» **What is being asked**
Copy the data below exactly, omitting any picture it contains.

» **Listed records**
━━━━━━━━━━━━━━━━
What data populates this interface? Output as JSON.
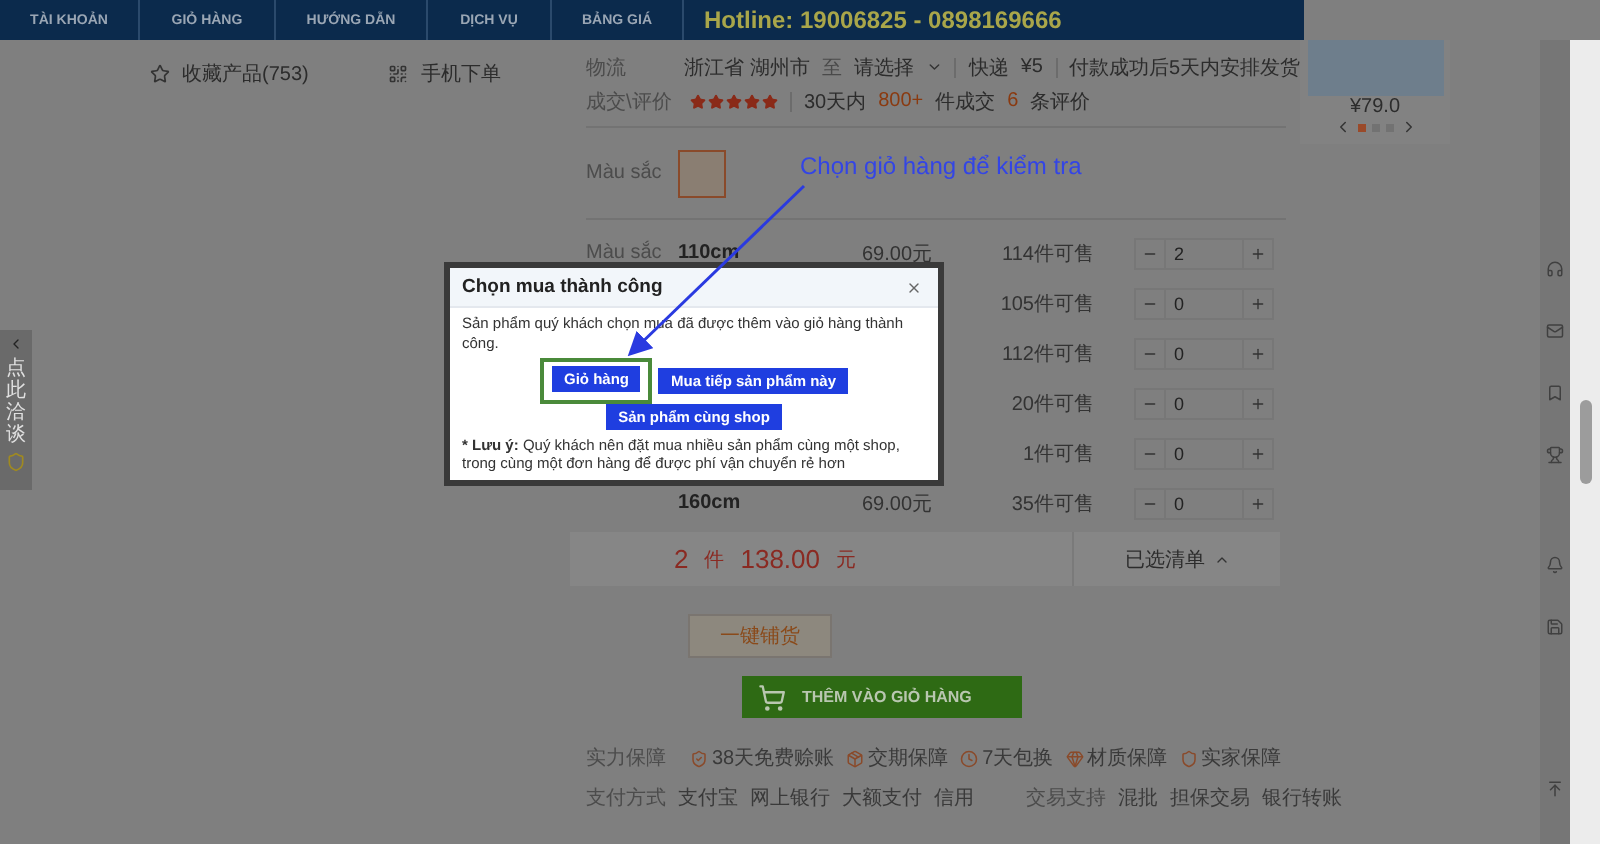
{
  "nav": {
    "items": [
      {
        "label": "TÀI KHOẢN"
      },
      {
        "label": "GIỎ HÀNG"
      },
      {
        "label": "HƯỚNG DẪN"
      },
      {
        "label": "DỊCH VỤ"
      },
      {
        "label": "BẢNG GIÁ"
      }
    ],
    "hotline": "Hotline: 19006825 - 0898169666"
  },
  "left_bar": {
    "favorites": "收藏产品(753)",
    "mobile_order": "手机下单"
  },
  "side_tab": {
    "text": "点此洽谈"
  },
  "logistics": {
    "label": "物流",
    "origin": "浙江省 湖州市",
    "to": "至",
    "destination": "请选择",
    "method": "快递",
    "fee": "¥5",
    "shipping_note": "付款成功后5天内安排发货"
  },
  "deals": {
    "label": "成交\\评价",
    "stars": 5,
    "period": "30天内",
    "count": "800+",
    "count_suffix": "件成交",
    "reviews": "6",
    "reviews_suffix": "条评价"
  },
  "color_option": {
    "label": "Màu sắc"
  },
  "sizes": {
    "label": "Màu sắc",
    "rows": [
      {
        "size": "110cm",
        "price": "69.00元",
        "stock": "114件可售",
        "qty": "2"
      },
      {
        "stock": "105件可售",
        "qty": "0"
      },
      {
        "stock": "112件可售",
        "qty": "0"
      },
      {
        "stock": "20件可售",
        "qty": "0"
      },
      {
        "stock": "1件可售",
        "qty": "0"
      },
      {
        "size": "160cm",
        "price": "69.00元",
        "stock": "35件可售",
        "qty": "0"
      }
    ]
  },
  "summary": {
    "count": "2",
    "count_unit": "件",
    "total": "138.00",
    "currency": "元",
    "selected_list": "已选清单"
  },
  "buttons": {
    "distribute": "一键铺货",
    "add_to_cart": "THÊM VÀO GIỎ HÀNG"
  },
  "guarantees": {
    "label": "实力保障",
    "items": [
      "38天免费赊账",
      "交期保障",
      "7天包换",
      "材质保障",
      "实家保障"
    ]
  },
  "payment": {
    "label": "支付方式",
    "methods": [
      "支付宝",
      "网上银行",
      "大额支付",
      "信用"
    ],
    "trade_label": "交易支持",
    "trade_items": [
      "混批",
      "担保交易",
      "银行转账"
    ]
  },
  "product_card": {
    "price": "¥79.0",
    "pages": [
      {
        "selected": true
      },
      {
        "selected": false
      },
      {
        "selected": false
      }
    ]
  },
  "dialog": {
    "title": "Chọn mua thành công",
    "message": "Sản phẩm quý khách chọn mua đã được thêm vào giỏ hàng thành công.",
    "buttons": [
      {
        "label": "Giỏ hàng",
        "highlighted": true
      },
      {
        "label": "Mua tiếp sản phẩm này",
        "highlighted": false
      },
      {
        "label": "Sản phẩm cùng shop",
        "highlighted": false
      }
    ],
    "note_label": "* Lưu ý:",
    "note": "Quý khách nên đặt mua nhiều sản phẩm cùng một shop, trong cùng một đơn hàng để được phí vận chuyển rẻ hơn"
  },
  "annotation": {
    "text": "Chọn giỏ hàng để kiểm tra"
  }
}
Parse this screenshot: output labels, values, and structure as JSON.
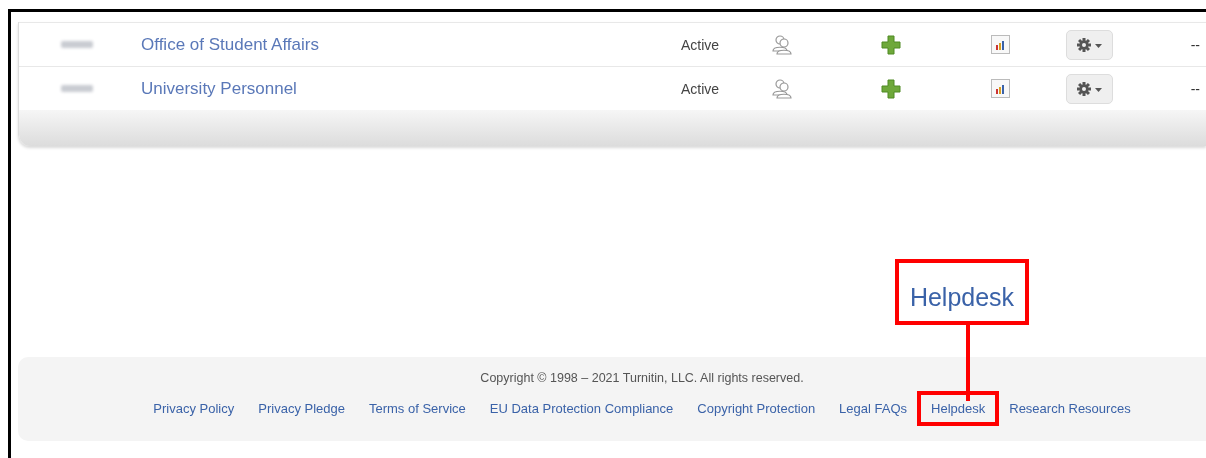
━━━━━━━━━━━━━━━━
» **The answer**
What data populates this interface? Output as JSON.
{
  "nav": {
    "items": [
      {
        "label": "TÀI KHOẢN"
      },
      {
        "label": "GIỎ HÀNG"
      },
      {
        "label": "HƯỚNG DẪN"
      },
      {
        "label": "DỊCH VỤ"
      },
      {
        "label": "BẢNG GIÁ"
      }
    ],
    "hotline": "Hotline: 19006825 - 0898169666"
  },
  "left_bar": {
    "favorites": "收藏产品(753)",
    "mobile_order": "手机下单"
  },
  "side_tab": {
    "text": "点此洽谈"
  },
  "logistics": {
    "label": "物流",
    "origin": "浙江省 湖州市",
    "to": "至",
    "destination": "请选择",
    "method": "快递",
    "fee": "¥5",
    "shipping_note": "付款成功后5天内安排发货"
  },
  "deals": {
    "label": "成交\\评价",
    "stars": 5,
    "period": "30天内",
    "count": "800+",
    "count_suffix": "件成交",
    "reviews": "6",
    "reviews_suffix": "条评价"
  },
  "color_option": {
    "label": "Màu sắc"
  },
  "sizes": {
    "label": "Màu sắc",
    "rows": [
      {
        "size": "110cm",
        "price": "69.00元",
        "stock": "114件可售",
        "qty": "2"
      },
      {
        "stock": "105件可售",
        "qty": "0"
      },
      {
        "stock": "112件可售",
        "qty": "0"
      },
      {
        "stock": "20件可售",
        "qty": "0"
      },
      {
        "stock": "1件可售",
        "qty": "0"
      },
      {
        "size": "160cm",
        "price": "69.00元",
        "stock": "35件可售",
        "qty": "0"
      }
    ]
  },
  "summary": {
    "count": "2",
    "count_unit": "件",
    "total": "138.00",
    "currency": "元",
    "selected_list": "已选清单"
  },
  "buttons": {
    "distribute": "一键铺货",
    "add_to_cart": "THÊM VÀO GIỎ HÀNG"
  },
  "guarantees": {
    "label": "实力保障",
    "items": [
      "38天免费赊账",
      "交期保障",
      "7天包换",
      "材质保障",
      "实家保障"
    ]
  },
  "payment": {
    "label": "支付方式",
    "methods": [
      "支付宝",
      "网上银行",
      "大额支付",
      "信用"
    ],
    "trade_label": "交易支持",
    "trade_items": [
      "混批",
      "担保交易",
      "银行转账"
    ]
  },
  "product_card": {
    "price": "¥79.0",
    "pages": [
      {
        "selected": true
      },
      {
        "selected": false
      },
      {
        "selected": false
      }
    ]
  },
  "dialog": {
    "title": "Chọn mua thành công",
    "message": "Sản phẩm quý khách chọn mua đã được thêm vào giỏ hàng thành công.",
    "buttons": [
      {
        "label": "Giỏ hàng",
        "highlighted": true
      },
      {
        "label": "Mua tiếp sản phẩm này",
        "highlighted": false
      },
      {
        "label": "Sản phẩm cùng shop",
        "highlighted": false
      }
    ],
    "note_label": "* Lưu ý:",
    "note": "Quý khách nên đặt mua nhiều sản phẩm cùng một shop, trong cùng một đơn hàng để được phí vận chuyển rẻ hơn"
  },
  "annotation": {
    "text": "Chọn giỏ hàng để kiểm tra"
  }
}
Parse this screenshot: output labels, values, and structure as JSON.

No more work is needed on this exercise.